:: Data for the task

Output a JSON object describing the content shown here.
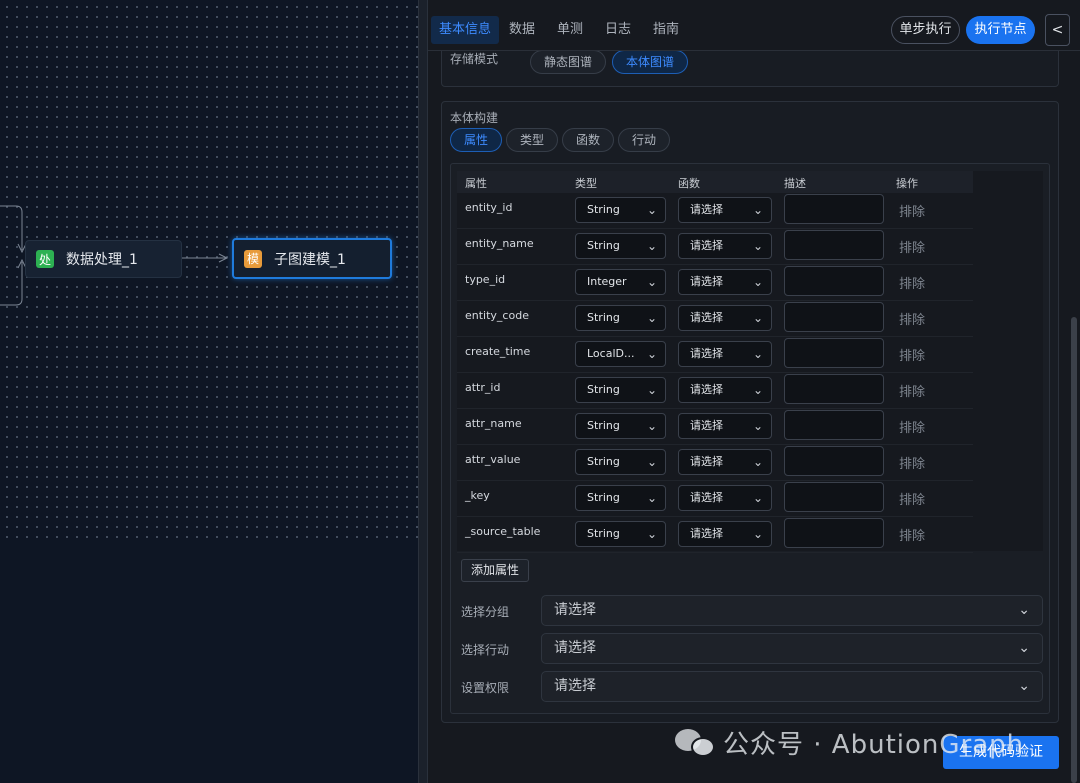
{
  "canvas": {
    "nodes": [
      {
        "badge": "处",
        "label": "数据处理_1",
        "badge_color": "#2db152"
      },
      {
        "badge": "模",
        "label": "子图建模_1",
        "badge_color": "#e89b3b"
      }
    ]
  },
  "header": {
    "tabs": [
      "基本信息",
      "数据",
      "单测",
      "日志",
      "指南"
    ],
    "active_tab": "基本信息",
    "step_button": "单步执行",
    "exec_button": "执行节点",
    "collapse_button": "<"
  },
  "storage": {
    "label": "存储模式",
    "options": [
      "静态图谱",
      "本体图谱"
    ],
    "selected": "本体图谱"
  },
  "ontology": {
    "title": "本体构建",
    "tabs": [
      "属性",
      "类型",
      "函数",
      "行动"
    ],
    "active_tab": "属性",
    "columns": [
      "属性",
      "类型",
      "函数",
      "描述",
      "操作"
    ],
    "rows": [
      {
        "name": "entity_id",
        "type": "String",
        "func": "请选择",
        "action": "排除"
      },
      {
        "name": "entity_name",
        "type": "String",
        "func": "请选择",
        "action": "排除"
      },
      {
        "name": "type_id",
        "type": "Integer",
        "func": "请选择",
        "action": "排除"
      },
      {
        "name": "entity_code",
        "type": "String",
        "func": "请选择",
        "action": "排除"
      },
      {
        "name": "create_time",
        "type": "LocalD...",
        "func": "请选择",
        "action": "排除"
      },
      {
        "name": "attr_id",
        "type": "String",
        "func": "请选择",
        "action": "排除"
      },
      {
        "name": "attr_name",
        "type": "String",
        "func": "请选择",
        "action": "排除"
      },
      {
        "name": "attr_value",
        "type": "String",
        "func": "请选择",
        "action": "排除"
      },
      {
        "name": "_key",
        "type": "String",
        "func": "请选择",
        "action": "排除"
      },
      {
        "name": "_source_table",
        "type": "String",
        "func": "请选择",
        "action": "排除"
      }
    ],
    "add_button": "添加属性",
    "group": {
      "label": "选择分组",
      "value": "请选择"
    },
    "action": {
      "label": "选择行动",
      "value": "请选择"
    },
    "permission": {
      "label": "设置权限",
      "value": "请选择"
    }
  },
  "footer": {
    "generate_button": "生成代码验证"
  },
  "watermark": {
    "text": "公众号 · AbutionGraph"
  },
  "colors": {
    "accent": "#1a73f0",
    "active_text": "#3d8bff",
    "canvas_bg": "#0e1624",
    "panel_bg": "#16191f"
  }
}
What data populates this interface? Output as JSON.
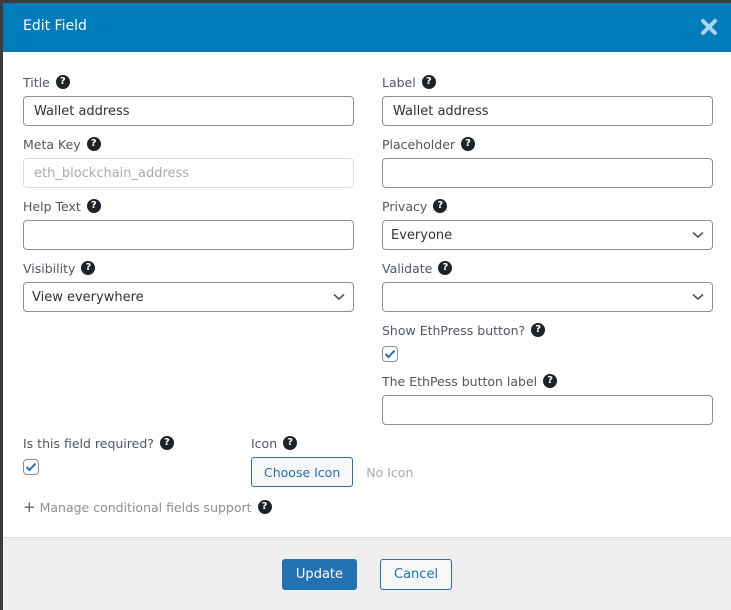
{
  "modal": {
    "title": "Edit Field",
    "close_icon": "close-icon"
  },
  "fields": {
    "title": {
      "label": "Title",
      "value": "Wallet address"
    },
    "label": {
      "label": "Label",
      "value": "Wallet address"
    },
    "meta_key": {
      "label": "Meta Key",
      "value": "eth_blockchain_address",
      "disabled": true
    },
    "placeholder": {
      "label": "Placeholder",
      "value": ""
    },
    "help_text": {
      "label": "Help Text",
      "value": ""
    },
    "privacy": {
      "label": "Privacy",
      "selected": "Everyone"
    },
    "visibility": {
      "label": "Visibility",
      "selected": "View everywhere"
    },
    "validate": {
      "label": "Validate",
      "selected": ""
    },
    "show_ethpress": {
      "label": "Show EthPress button?",
      "checked": true
    },
    "ethpress_label": {
      "label": "The EthPess button label",
      "value": ""
    },
    "required": {
      "label": "Is this field required?",
      "checked": true
    },
    "icon": {
      "label": "Icon",
      "button": "Choose Icon",
      "status": "No Icon"
    }
  },
  "manage_conditional": {
    "prefix": "+",
    "label": "Manage conditional fields support"
  },
  "help_icon": "?",
  "footer": {
    "update_label": "Update",
    "cancel_label": "Cancel"
  },
  "colors": {
    "header_bg": "#007cba",
    "primary": "#2271b1",
    "footer_bg": "#efefef"
  }
}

::::

Prompt: Reproduce the material in its entirety and word for word, without the pictures.

Task output:
Output a JSON object describing the content shown here.
{
  "canvas": {
    "nodes": [
      {
        "badge": "处",
        "label": "数据处理_1",
        "badge_color": "#2db152"
      },
      {
        "badge": "模",
        "label": "子图建模_1",
        "badge_color": "#e89b3b"
      }
    ]
  },
  "header": {
    "tabs": [
      "基本信息",
      "数据",
      "单测",
      "日志",
      "指南"
    ],
    "active_tab": "基本信息",
    "step_button": "单步执行",
    "exec_button": "执行节点",
    "collapse_button": "<"
  },
  "storage": {
    "label": "存储模式",
    "options": [
      "静态图谱",
      "本体图谱"
    ],
    "selected": "本体图谱"
  },
  "ontology": {
    "title": "本体构建",
    "tabs": [
      "属性",
      "类型",
      "函数",
      "行动"
    ],
    "active_tab": "属性",
    "columns": [
      "属性",
      "类型",
      "函数",
      "描述",
      "操作"
    ],
    "rows": [
      {
        "name": "entity_id",
        "type": "String",
        "func": "请选择",
        "action": "排除"
      },
      {
        "name": "entity_name",
        "type": "String",
        "func": "请选择",
        "action": "排除"
      },
      {
        "name": "type_id",
        "type": "Integer",
        "func": "请选择",
        "action": "排除"
      },
      {
        "name": "entity_code",
        "type": "String",
        "func": "请选择",
        "action": "排除"
      },
      {
        "name": "create_time",
        "type": "LocalD...",
        "func": "请选择",
        "action": "排除"
      },
      {
        "name": "attr_id",
        "type": "String",
        "func": "请选择",
        "action": "排除"
      },
      {
        "name": "attr_name",
        "type": "String",
        "func": "请选择",
        "action": "排除"
      },
      {
        "name": "attr_value",
        "type": "String",
        "func": "请选择",
        "action": "排除"
      },
      {
        "name": "_key",
        "type": "String",
        "func": "请选择",
        "action": "排除"
      },
      {
        "name": "_source_table",
        "type": "String",
        "func": "请选择",
        "action": "排除"
      }
    ],
    "add_button": "添加属性",
    "group": {
      "label": "选择分组",
      "value": "请选择"
    },
    "action": {
      "label": "选择行动",
      "value": "请选择"
    },
    "permission": {
      "label": "设置权限",
      "value": "请选择"
    }
  },
  "footer": {
    "generate_button": "生成代码验证"
  },
  "watermark": {
    "text": "公众号 · AbutionGraph"
  },
  "colors": {
    "accent": "#1a73f0",
    "active_text": "#3d8bff",
    "canvas_bg": "#0e1624",
    "panel_bg": "#16191f"
  }
}
What data populates this interface? Output as JSON.
{
  "modal": {
    "title": "Edit Field",
    "close_icon": "close-icon"
  },
  "fields": {
    "title": {
      "label": "Title",
      "value": "Wallet address"
    },
    "label": {
      "label": "Label",
      "value": "Wallet address"
    },
    "meta_key": {
      "label": "Meta Key",
      "value": "eth_blockchain_address",
      "disabled": true
    },
    "placeholder": {
      "label": "Placeholder",
      "value": ""
    },
    "help_text": {
      "label": "Help Text",
      "value": ""
    },
    "privacy": {
      "label": "Privacy",
      "selected": "Everyone"
    },
    "visibility": {
      "label": "Visibility",
      "selected": "View everywhere"
    },
    "validate": {
      "label": "Validate",
      "selected": ""
    },
    "show_ethpress": {
      "label": "Show EthPress button?",
      "checked": true
    },
    "ethpress_label": {
      "label": "The EthPess button label",
      "value": ""
    },
    "required": {
      "label": "Is this field required?",
      "checked": true
    },
    "icon": {
      "label": "Icon",
      "button": "Choose Icon",
      "status": "No Icon"
    }
  },
  "manage_conditional": {
    "prefix": "+",
    "label": "Manage conditional fields support"
  },
  "help_icon": "?",
  "footer": {
    "update_label": "Update",
    "cancel_label": "Cancel"
  },
  "colors": {
    "header_bg": "#007cba",
    "primary": "#2271b1",
    "footer_bg": "#efefef"
  }
}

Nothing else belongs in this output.